Exercise: In the lines below, look for "series". Copy each line where it appears.

[Extracts from a graphics dataset]
- Opening Delimiter -

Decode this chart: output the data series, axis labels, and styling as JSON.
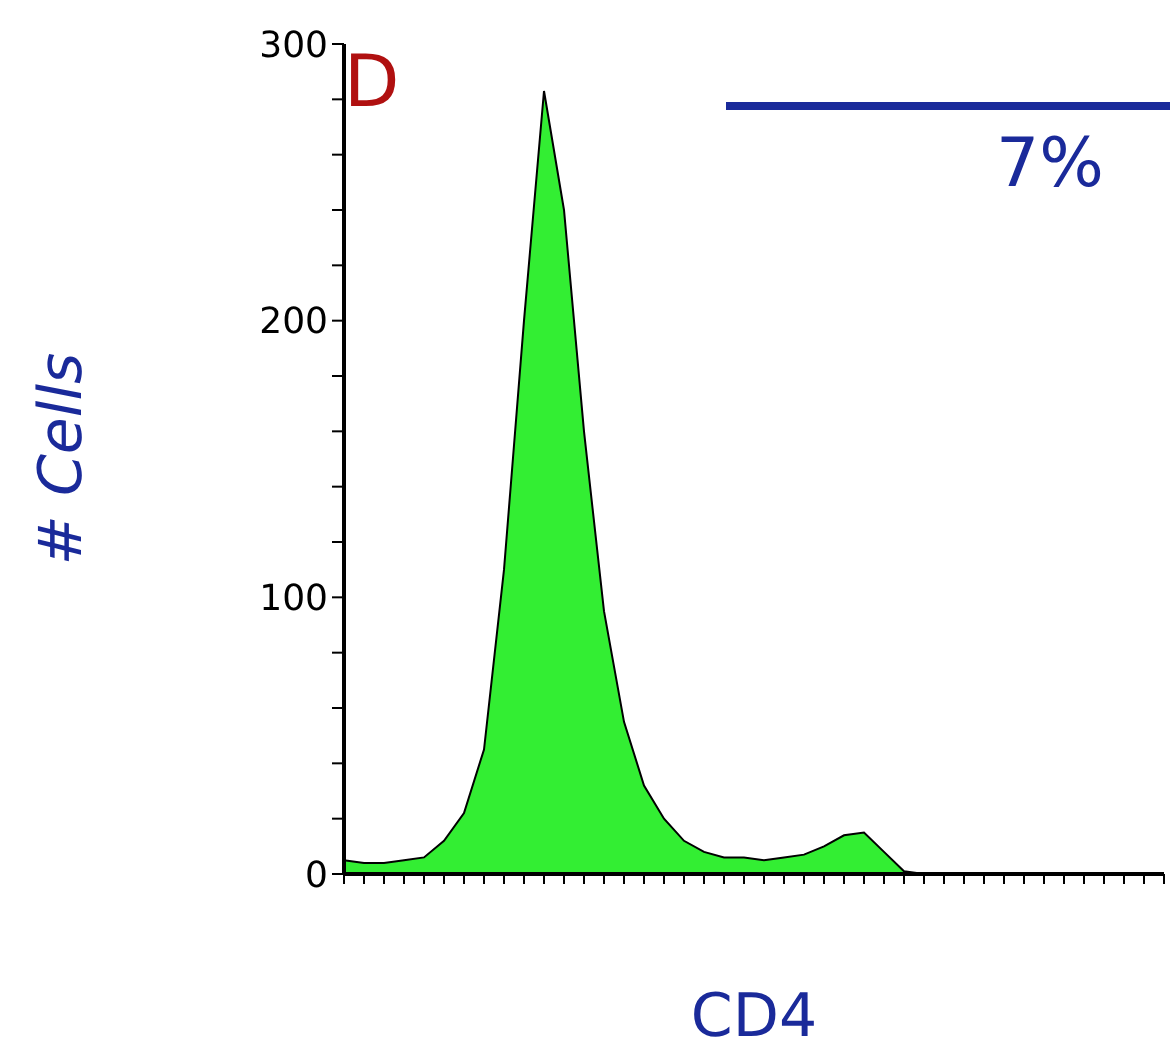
{
  "chart_data": {
    "type": "area",
    "xlabel": "CD4",
    "ylabel": "# Cells",
    "categories": [
      null,
      null,
      null,
      null,
      null,
      null,
      null,
      null,
      null,
      null,
      null,
      null,
      null,
      null,
      null,
      null,
      null,
      null,
      null,
      null,
      null,
      null,
      null,
      null,
      null,
      null,
      null,
      null,
      null,
      null,
      null,
      null,
      null,
      null,
      null,
      null,
      null,
      null,
      null,
      null,
      null,
      null
    ],
    "series": [
      {
        "color": "#33ee33",
        "values": [
          5,
          4,
          4,
          5,
          6,
          12,
          22,
          45,
          110,
          200,
          283,
          240,
          160,
          95,
          55,
          32,
          20,
          12,
          8,
          6,
          6,
          5,
          6,
          7,
          10,
          14,
          15,
          8,
          1,
          0,
          0,
          0,
          0,
          0,
          0,
          0,
          0,
          0,
          0,
          0,
          0,
          0
        ]
      }
    ],
    "ylim": [
      0,
      300
    ],
    "yticks": [
      0,
      {
        "value": 20,
        "label": null
      },
      {
        "value": 40,
        "label": null
      },
      {
        "value": 60,
        "label": null
      },
      {
        "value": 80,
        "label": null
      },
      100,
      {
        "value": 120,
        "label": null
      },
      {
        "value": 140,
        "label": null
      },
      {
        "value": 160,
        "label": null
      },
      {
        "value": 180,
        "label": null
      },
      200,
      {
        "value": 220,
        "label": null
      },
      {
        "value": 240,
        "label": null
      },
      {
        "value": 260,
        "label": null
      },
      {
        "value": 280,
        "label": null
      },
      300
    ],
    "annotations": [
      "D",
      "7%"
    ],
    "grid": false
  }
}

- Closing Delimiter -

Solved exercise:
Decode this chart: output the data series, axis labels, and styling as JSON.
    "series": [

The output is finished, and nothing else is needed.